> [DIRECTIONS]: Each record below should appear again exactly as written.
^^^^^^^^^^^^^^^^
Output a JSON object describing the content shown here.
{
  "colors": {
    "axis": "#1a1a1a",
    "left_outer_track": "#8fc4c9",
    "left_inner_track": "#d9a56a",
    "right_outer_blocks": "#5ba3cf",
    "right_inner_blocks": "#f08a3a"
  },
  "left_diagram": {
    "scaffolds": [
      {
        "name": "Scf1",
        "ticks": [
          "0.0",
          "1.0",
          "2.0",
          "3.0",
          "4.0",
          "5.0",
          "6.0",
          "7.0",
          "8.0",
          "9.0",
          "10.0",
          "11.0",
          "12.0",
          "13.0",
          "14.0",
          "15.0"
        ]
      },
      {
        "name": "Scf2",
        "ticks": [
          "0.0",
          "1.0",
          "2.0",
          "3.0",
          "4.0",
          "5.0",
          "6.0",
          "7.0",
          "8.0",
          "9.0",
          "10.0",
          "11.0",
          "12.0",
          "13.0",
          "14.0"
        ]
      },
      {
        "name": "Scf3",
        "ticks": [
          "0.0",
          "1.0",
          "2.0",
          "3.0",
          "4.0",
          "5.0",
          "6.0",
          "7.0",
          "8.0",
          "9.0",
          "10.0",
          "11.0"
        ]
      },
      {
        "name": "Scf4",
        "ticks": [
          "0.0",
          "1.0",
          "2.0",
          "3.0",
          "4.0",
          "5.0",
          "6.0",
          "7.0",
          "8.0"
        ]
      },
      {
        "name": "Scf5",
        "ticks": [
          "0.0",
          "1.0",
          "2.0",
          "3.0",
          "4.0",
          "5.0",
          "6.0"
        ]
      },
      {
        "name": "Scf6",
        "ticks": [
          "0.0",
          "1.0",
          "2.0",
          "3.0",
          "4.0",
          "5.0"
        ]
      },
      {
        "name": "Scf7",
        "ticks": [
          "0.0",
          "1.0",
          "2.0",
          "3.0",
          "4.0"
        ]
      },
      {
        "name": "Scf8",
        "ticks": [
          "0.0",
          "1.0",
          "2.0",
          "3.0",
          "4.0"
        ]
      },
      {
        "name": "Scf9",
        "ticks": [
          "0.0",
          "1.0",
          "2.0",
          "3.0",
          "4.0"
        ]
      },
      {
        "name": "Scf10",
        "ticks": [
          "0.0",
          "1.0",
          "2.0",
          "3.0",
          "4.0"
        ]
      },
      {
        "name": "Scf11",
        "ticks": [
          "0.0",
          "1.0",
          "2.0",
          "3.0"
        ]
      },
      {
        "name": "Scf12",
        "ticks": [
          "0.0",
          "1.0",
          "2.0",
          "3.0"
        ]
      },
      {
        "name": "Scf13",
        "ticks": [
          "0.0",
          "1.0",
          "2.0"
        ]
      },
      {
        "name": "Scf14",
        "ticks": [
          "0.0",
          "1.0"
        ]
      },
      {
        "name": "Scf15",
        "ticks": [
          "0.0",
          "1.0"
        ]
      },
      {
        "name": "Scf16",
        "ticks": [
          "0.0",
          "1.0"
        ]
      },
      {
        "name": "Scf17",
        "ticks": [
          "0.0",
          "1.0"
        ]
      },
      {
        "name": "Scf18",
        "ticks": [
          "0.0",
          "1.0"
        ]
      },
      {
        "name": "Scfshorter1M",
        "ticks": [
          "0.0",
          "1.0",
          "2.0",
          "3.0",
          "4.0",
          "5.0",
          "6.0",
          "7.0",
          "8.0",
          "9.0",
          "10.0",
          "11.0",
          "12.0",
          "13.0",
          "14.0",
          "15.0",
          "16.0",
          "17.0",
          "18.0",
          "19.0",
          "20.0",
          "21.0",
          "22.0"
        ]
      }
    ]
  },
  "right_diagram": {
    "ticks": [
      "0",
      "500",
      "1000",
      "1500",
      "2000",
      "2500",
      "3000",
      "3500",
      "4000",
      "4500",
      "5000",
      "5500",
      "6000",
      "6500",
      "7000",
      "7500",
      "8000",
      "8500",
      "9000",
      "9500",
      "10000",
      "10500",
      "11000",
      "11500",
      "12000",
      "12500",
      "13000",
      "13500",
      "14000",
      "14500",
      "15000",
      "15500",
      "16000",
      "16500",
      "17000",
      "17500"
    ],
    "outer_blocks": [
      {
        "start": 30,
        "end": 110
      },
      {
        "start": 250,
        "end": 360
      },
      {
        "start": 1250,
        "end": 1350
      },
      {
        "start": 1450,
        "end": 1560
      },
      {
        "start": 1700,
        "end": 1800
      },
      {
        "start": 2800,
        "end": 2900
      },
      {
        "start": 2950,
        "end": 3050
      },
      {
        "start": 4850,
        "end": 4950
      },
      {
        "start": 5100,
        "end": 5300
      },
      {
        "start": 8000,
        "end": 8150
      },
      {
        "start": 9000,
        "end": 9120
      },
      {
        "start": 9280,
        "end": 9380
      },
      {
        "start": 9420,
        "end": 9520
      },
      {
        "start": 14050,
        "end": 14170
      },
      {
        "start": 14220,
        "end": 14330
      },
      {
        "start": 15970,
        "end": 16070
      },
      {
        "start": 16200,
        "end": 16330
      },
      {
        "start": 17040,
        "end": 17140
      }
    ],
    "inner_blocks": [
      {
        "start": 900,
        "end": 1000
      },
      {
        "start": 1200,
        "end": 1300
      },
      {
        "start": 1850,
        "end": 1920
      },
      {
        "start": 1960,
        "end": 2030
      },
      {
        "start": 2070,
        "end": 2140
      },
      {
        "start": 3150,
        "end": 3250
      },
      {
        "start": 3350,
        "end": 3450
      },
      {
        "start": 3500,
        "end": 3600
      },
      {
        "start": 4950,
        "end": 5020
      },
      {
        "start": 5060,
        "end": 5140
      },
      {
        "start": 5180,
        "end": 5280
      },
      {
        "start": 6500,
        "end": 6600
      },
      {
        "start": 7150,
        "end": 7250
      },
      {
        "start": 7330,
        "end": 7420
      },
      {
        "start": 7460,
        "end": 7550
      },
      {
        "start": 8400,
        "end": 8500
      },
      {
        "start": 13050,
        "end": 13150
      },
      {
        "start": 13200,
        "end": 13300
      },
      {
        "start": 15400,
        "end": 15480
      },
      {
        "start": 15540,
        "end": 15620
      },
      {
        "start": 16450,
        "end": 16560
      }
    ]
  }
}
^^^^^^^^^^^^^^^^
> [SOLUTION]:
Output a JSON object describing the content shown here.
{
  "colors": {
    "axis": "#1a1a1a",
    "left_outer_track": "#8fc4c9",
    "left_inner_track": "#d9a56a",
    "right_outer_blocks": "#5ba3cf",
    "right_inner_blocks": "#f08a3a"
  },
  "left_diagram": {
    "scaffolds": [
      {
        "name": "Scf1",
        "ticks": [
          "0.0",
          "1.0",
          "2.0",
          "3.0",
          "4.0",
          "5.0",
          "6.0",
          "7.0",
          "8.0",
          "9.0",
          "10.0",
          "11.0",
          "12.0",
          "13.0",
          "14.0",
          "15.0"
        ]
      },
      {
        "name": "Scf2",
        "ticks": [
          "0.0",
          "1.0",
          "2.0",
          "3.0",
          "4.0",
          "5.0",
          "6.0",
          "7.0",
          "8.0",
          "9.0",
          "10.0",
          "11.0",
          "12.0",
          "13.0",
          "14.0"
        ]
      },
      {
        "name": "Scf3",
        "ticks": [
          "0.0",
          "1.0",
          "2.0",
          "3.0",
          "4.0",
          "5.0",
          "6.0",
          "7.0",
          "8.0",
          "9.0",
          "10.0",
          "11.0"
        ]
      },
      {
        "name": "Scf4",
        "ticks": [
          "0.0",
          "1.0",
          "2.0",
          "3.0",
          "4.0",
          "5.0",
          "6.0",
          "7.0",
          "8.0"
        ]
      },
      {
        "name": "Scf5",
        "ticks": [
          "0.0",
          "1.0",
          "2.0",
          "3.0",
          "4.0",
          "5.0",
          "6.0"
        ]
      },
      {
        "name": "Scf6",
        "ticks": [
          "0.0",
          "1.0",
          "2.0",
          "3.0",
          "4.0",
          "5.0"
        ]
      },
      {
        "name": "Scf7",
        "ticks": [
          "0.0",
          "1.0",
          "2.0",
          "3.0",
          "4.0"
        ]
      },
      {
        "name": "Scf8",
        "ticks": [
          "0.0",
          "1.0",
          "2.0",
          "3.0",
          "4.0"
        ]
      },
      {
        "name": "Scf9",
        "ticks": [
          "0.0",
          "1.0",
          "2.0",
          "3.0",
          "4.0"
        ]
      },
      {
        "name": "Scf10",
        "ticks": [
          "0.0",
          "1.0",
          "2.0",
          "3.0",
          "4.0"
        ]
      },
      {
        "name": "Scf11",
        "ticks": [
          "0.0",
          "1.0",
          "2.0",
          "3.0"
        ]
      },
      {
        "name": "Scf12",
        "ticks": [
          "0.0",
          "1.0",
          "2.0",
          "3.0"
        ]
      },
      {
        "name": "Scf13",
        "ticks": [
          "0.0",
          "1.0",
          "2.0"
        ]
      },
      {
        "name": "Scf14",
        "ticks": [
          "0.0",
          "1.0"
        ]
      },
      {
        "name": "Scf15",
        "ticks": [
          "0.0",
          "1.0"
        ]
      },
      {
        "name": "Scf16",
        "ticks": [
          "0.0",
          "1.0"
        ]
      },
      {
        "name": "Scf17",
        "ticks": [
          "0.0",
          "1.0"
        ]
      },
      {
        "name": "Scf18",
        "ticks": [
          "0.0",
          "1.0"
        ]
      },
      {
        "name": "Scfshorter1M",
        "ticks": [
          "0.0",
          "1.0",
          "2.0",
          "3.0",
          "4.0",
          "5.0",
          "6.0",
          "7.0",
          "8.0",
          "9.0",
          "10.0",
          "11.0",
          "12.0",
          "13.0",
          "14.0",
          "15.0",
          "16.0",
          "17.0",
          "18.0",
          "19.0",
          "20.0",
          "21.0",
          "22.0"
        ]
      }
    ]
  },
  "right_diagram": {
    "ticks": [
      "0",
      "500",
      "1000",
      "1500",
      "2000",
      "2500",
      "3000",
      "3500",
      "4000",
      "4500",
      "5000",
      "5500",
      "6000",
      "6500",
      "7000",
      "7500",
      "8000",
      "8500",
      "9000",
      "9500",
      "10000",
      "10500",
      "11000",
      "11500",
      "12000",
      "12500",
      "13000",
      "13500",
      "14000",
      "14500",
      "15000",
      "15500",
      "16000",
      "16500",
      "17000",
      "17500"
    ],
    "outer_blocks": [
      {
        "start": 30,
        "end": 110
      },
      {
        "start": 250,
        "end": 360
      },
      {
        "start": 1250,
        "end": 1350
      },
      {
        "start": 1450,
        "end": 1560
      },
      {
        "start": 1700,
        "end": 1800
      },
      {
        "start": 2800,
        "end": 2900
      },
      {
        "start": 2950,
        "end": 3050
      },
      {
        "start": 4850,
        "end": 4950
      },
      {
        "start": 5100,
        "end": 5300
      },
      {
        "start": 8000,
        "end": 8150
      },
      {
        "start": 9000,
        "end": 9120
      },
      {
        "start": 9280,
        "end": 9380
      },
      {
        "start": 9420,
        "end": 9520
      },
      {
        "start": 14050,
        "end": 14170
      },
      {
        "start": 14220,
        "end": 14330
      },
      {
        "start": 15970,
        "end": 16070
      },
      {
        "start": 16200,
        "end": 16330
      },
      {
        "start": 17040,
        "end": 17140
      }
    ],
    "inner_blocks": [
      {
        "start": 900,
        "end": 1000
      },
      {
        "start": 1200,
        "end": 1300
      },
      {
        "start": 1850,
        "end": 1920
      },
      {
        "start": 1960,
        "end": 2030
      },
      {
        "start": 2070,
        "end": 2140
      },
      {
        "start": 3150,
        "end": 3250
      },
      {
        "start": 3350,
        "end": 3450
      },
      {
        "start": 3500,
        "end": 3600
      },
      {
        "start": 4950,
        "end": 5020
      },
      {
        "start": 5060,
        "end": 5140
      },
      {
        "start": 5180,
        "end": 5280
      },
      {
        "start": 6500,
        "end": 6600
      },
      {
        "start": 7150,
        "end": 7250
      },
      {
        "start": 7330,
        "end": 7420
      },
      {
        "start": 7460,
        "end": 7550
      },
      {
        "start": 8400,
        "end": 8500
      },
      {
        "start": 13050,
        "end": 13150
      },
      {
        "start": 13200,
        "end": 13300
      },
      {
        "start": 15400,
        "end": 15480
      },
      {
        "start": 15540,
        "end": 15620
      },
      {
        "start": 16450,
        "end": 16560
      }
    ]
  }
}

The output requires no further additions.